TEXT SEGMENT:
************
For those with incomes between $100,000 and $250,000, the newfound eligibility for a Roth conversion might be worth a closer look.  (Those at $100,000 or below were already eligible, so the 2010 change is moot.)  Taxpayers in the top brackets might find the projections less compelling because of a lower probability they will be in the same or a higher bracket after retirement.  Nevertheless, if you’re in the highest brackets and expect to stay that way throughout retirement, it could still make sense—especially if you’re convinced that tax rates will continue to rise no matter how much you make.

Income taxes aside, very high net worth individuals may find that converting part or all of a traditional IRA to a Roth is advantageous for estate-planning purposes, especially if there is a significant IRA balance that doesn’t need to be tapped during the owner’s lifetime.  Though the value of a Roth will still be included in the gross estate, because there are no required minimum distributions, the account could grow larger than it otherwise might under traditional IRA distribution rules—leaving more for heirs to withdraw income-tax-free over their lifetimes.

What’s more, the income tax paid at the time of conversion (preferably from assets other than the IRA) will reduce the owner’s gross estate.  In effect, the account owner is prepaying income tax on behalf of future beneficiaries without it really counting as a taxable gift.

  • Here are a few more caveats to consider:

o   Traditional IRA aggregation rule: If you have made nondeductible contributions to your traditional IRA in the past (hopefully, tracked all along on IRS Form 8606), you can’t pick and choose which portion of the traditional IRA money you want to convert to a Roth.  The IRS looks at all traditional IRAs as one when it comes to distributions, including Roth conversions.  Traditional IRA balances are aggregated so that the amount converted consists of a prorated portion of taxable and nontaxable money.  For more on the aggregation rule, see IRS Publication 590.
************
INSTRUCTION:
Copy the Roth conversion text word for word, from "Income taxes aside, very" up to and including "a taxable gift.".

DATA SHOWN:
************
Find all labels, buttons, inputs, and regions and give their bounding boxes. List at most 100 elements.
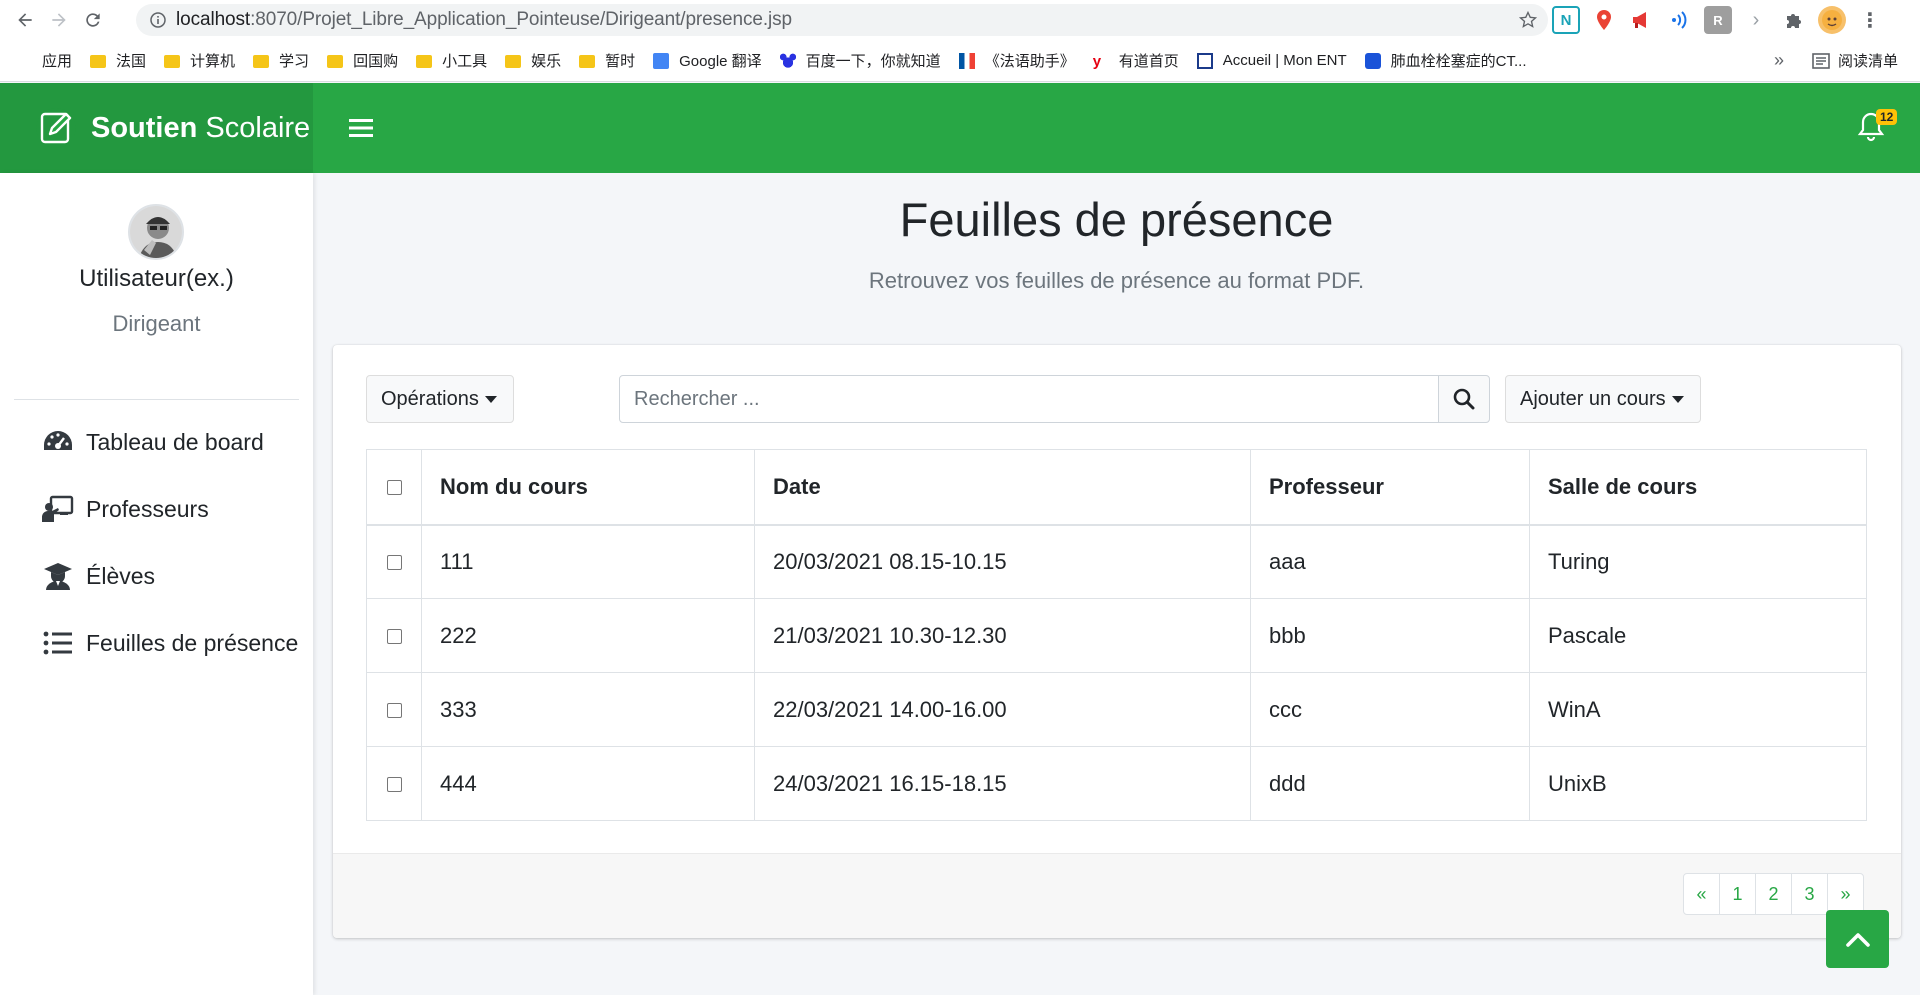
************
SOLUTION TO THIS TASK:
Income taxes aside, very high net worth individuals may find that converting part or all of a traditional IRA to a Roth is advantageous for estate-planning purposes, especially if there is a significant IRA balance that doesn’t need to be tapped during the owner’s lifetime.  Though the value of a Roth will still be included in the gross estate, because there are no required minimum distributions, the account could grow larger than it otherwise might under traditional IRA distribution rules—leaving more for heirs to withdraw income-tax-free over their lifetimes.

What’s more, the income tax paid at the time of conversion (preferably from assets other than the IRA) will reduce the owner’s gross estate.  In effect, the account owner is prepaying income tax on behalf of future beneficiaries without it really counting as a taxable gift.